[Collected data]
--*--

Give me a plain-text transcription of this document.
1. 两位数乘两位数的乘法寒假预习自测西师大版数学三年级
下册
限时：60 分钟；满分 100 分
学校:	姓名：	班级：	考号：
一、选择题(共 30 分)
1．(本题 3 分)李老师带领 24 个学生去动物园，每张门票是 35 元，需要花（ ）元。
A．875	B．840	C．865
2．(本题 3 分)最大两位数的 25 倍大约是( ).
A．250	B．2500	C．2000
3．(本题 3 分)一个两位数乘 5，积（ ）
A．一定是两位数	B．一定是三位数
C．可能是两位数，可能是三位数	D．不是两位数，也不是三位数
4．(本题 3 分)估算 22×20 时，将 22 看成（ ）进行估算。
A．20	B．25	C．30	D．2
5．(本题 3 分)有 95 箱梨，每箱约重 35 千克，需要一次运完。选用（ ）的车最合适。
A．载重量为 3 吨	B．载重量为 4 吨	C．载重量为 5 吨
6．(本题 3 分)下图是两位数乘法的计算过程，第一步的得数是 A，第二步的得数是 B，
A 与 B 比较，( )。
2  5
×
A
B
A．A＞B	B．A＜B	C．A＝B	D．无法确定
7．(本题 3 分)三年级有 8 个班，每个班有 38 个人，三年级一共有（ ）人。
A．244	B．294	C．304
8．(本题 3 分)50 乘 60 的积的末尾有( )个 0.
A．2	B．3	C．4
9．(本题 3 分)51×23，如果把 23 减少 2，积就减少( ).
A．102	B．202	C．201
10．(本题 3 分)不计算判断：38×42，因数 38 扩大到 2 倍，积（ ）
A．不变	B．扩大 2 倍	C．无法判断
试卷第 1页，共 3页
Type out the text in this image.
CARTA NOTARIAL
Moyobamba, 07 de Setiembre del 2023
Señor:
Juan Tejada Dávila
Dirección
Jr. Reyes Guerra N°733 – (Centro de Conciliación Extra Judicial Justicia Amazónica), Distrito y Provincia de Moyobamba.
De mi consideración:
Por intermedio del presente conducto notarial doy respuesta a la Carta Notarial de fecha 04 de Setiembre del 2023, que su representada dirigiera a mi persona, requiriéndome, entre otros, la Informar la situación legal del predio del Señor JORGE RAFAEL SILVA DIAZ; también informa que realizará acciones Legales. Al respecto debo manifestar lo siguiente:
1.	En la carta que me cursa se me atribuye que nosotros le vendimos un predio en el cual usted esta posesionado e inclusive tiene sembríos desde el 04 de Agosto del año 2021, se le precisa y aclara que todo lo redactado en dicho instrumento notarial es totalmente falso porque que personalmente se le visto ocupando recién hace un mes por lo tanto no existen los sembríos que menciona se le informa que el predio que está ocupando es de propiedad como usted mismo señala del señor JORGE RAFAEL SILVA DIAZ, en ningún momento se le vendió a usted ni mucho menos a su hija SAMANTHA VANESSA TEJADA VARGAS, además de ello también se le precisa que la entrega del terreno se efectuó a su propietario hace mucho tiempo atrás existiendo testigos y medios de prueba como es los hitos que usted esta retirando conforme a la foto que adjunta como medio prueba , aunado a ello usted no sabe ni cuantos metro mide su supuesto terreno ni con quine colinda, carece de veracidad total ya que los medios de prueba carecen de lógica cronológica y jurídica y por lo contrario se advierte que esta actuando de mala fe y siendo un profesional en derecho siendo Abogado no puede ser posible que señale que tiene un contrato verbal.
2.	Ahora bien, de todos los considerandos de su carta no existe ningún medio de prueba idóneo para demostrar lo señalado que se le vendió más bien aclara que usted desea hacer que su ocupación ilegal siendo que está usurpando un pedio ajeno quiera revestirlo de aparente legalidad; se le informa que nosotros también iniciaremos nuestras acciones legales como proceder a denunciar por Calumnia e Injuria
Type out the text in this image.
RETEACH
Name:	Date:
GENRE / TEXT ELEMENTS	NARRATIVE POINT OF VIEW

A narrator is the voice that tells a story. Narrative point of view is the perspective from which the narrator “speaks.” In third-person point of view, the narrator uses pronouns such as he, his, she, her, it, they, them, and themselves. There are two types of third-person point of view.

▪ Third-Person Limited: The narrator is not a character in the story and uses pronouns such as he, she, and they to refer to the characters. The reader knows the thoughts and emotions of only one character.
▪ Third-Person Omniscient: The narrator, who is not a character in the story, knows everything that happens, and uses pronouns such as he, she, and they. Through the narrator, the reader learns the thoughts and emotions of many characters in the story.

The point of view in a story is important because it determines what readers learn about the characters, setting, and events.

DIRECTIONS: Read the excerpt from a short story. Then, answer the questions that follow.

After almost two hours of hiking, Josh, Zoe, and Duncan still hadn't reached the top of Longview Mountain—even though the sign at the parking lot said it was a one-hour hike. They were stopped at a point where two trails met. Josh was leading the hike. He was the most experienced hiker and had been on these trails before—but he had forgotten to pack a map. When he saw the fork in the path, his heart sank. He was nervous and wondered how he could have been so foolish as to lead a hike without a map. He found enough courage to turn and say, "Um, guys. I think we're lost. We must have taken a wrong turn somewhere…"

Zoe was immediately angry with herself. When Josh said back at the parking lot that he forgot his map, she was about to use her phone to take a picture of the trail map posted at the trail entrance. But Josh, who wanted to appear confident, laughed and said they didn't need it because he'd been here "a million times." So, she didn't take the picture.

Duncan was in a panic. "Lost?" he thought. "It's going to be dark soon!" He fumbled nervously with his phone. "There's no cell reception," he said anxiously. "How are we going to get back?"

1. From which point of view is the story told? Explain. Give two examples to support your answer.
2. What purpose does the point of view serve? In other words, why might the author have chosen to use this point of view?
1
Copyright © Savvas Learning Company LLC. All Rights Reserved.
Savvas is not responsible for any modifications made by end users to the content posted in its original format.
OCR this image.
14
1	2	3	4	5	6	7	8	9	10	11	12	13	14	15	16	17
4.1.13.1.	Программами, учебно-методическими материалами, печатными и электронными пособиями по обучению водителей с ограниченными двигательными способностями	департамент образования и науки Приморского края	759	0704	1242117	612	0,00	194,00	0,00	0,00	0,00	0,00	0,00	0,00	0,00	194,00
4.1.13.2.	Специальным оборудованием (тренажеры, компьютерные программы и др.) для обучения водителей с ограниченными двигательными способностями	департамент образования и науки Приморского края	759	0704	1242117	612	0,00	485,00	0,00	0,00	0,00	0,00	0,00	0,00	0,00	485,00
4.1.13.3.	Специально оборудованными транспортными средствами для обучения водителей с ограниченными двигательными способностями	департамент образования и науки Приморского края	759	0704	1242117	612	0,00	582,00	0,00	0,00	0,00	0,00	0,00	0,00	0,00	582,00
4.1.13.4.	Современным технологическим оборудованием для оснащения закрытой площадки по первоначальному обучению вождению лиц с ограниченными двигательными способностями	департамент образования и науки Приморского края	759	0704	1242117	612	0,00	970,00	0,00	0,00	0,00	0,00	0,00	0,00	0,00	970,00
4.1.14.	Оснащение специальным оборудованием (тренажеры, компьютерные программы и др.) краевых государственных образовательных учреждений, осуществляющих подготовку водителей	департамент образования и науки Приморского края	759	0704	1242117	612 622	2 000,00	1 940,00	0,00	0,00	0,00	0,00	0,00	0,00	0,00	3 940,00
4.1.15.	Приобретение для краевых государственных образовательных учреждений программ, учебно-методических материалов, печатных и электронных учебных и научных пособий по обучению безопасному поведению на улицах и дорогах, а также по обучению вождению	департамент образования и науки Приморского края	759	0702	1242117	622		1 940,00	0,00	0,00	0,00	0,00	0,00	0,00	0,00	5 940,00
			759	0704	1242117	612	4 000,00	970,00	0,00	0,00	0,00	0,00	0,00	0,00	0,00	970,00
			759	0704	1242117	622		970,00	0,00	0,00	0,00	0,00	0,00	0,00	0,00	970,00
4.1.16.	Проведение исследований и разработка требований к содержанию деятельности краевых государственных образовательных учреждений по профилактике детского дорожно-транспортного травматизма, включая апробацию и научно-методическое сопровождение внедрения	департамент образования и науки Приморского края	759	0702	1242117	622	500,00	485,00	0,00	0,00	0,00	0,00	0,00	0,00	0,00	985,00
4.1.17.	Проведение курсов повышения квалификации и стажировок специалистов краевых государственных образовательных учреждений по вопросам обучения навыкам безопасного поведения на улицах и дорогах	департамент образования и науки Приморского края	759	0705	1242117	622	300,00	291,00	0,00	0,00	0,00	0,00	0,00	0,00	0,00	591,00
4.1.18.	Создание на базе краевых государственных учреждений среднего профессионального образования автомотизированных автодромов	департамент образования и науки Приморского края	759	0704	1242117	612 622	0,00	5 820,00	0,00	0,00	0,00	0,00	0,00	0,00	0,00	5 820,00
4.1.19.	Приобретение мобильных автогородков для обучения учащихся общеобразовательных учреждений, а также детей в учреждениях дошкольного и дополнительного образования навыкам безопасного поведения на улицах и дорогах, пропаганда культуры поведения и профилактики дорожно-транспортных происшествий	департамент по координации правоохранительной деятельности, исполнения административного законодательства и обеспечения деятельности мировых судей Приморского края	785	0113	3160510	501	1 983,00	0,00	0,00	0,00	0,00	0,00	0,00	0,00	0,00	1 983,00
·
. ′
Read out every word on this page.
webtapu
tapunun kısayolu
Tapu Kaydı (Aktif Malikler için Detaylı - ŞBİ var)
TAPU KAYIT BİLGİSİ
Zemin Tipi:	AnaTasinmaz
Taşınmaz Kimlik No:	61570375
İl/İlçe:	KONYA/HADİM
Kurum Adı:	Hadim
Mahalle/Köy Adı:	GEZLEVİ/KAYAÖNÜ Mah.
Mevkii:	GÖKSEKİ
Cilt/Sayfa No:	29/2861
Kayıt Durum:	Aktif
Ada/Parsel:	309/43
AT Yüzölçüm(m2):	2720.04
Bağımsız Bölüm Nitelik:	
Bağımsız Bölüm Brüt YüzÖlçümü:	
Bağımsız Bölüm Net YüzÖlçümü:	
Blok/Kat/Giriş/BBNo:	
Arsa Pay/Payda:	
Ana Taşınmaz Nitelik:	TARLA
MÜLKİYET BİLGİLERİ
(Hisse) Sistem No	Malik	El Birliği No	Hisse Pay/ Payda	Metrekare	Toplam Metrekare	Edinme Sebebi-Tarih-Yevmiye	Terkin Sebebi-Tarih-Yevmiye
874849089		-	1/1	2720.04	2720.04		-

--*--

**What you are asked to do**
Gather up the lines that contain the word "вождению".

**Task output**
4.1.13.4.	Современным технологическим оборудованием для оснащения закрытой площадки по первоначальному обучению вождению лиц с ограниченными двигательными способностями	департамент образования и науки Приморского края	759	0704	1242117	612	0,00	970,00	0,00	0,00	0,00	0,00	0,00	0,00	0,00	970,00
4.1.15.	Приобретение для краевых государственных образовательных учреждений программ, учебно-методических материалов, печатных и электронных учебных и научных пособий по обучению безопасному поведению на улицах и дорогах, а также по обучению вождению	департамент образования и науки Приморского края	759	0702	1242117	622		1 940,00	0,00	0,00	0,00	0,00	0,00	0,00	0,00	5 940,00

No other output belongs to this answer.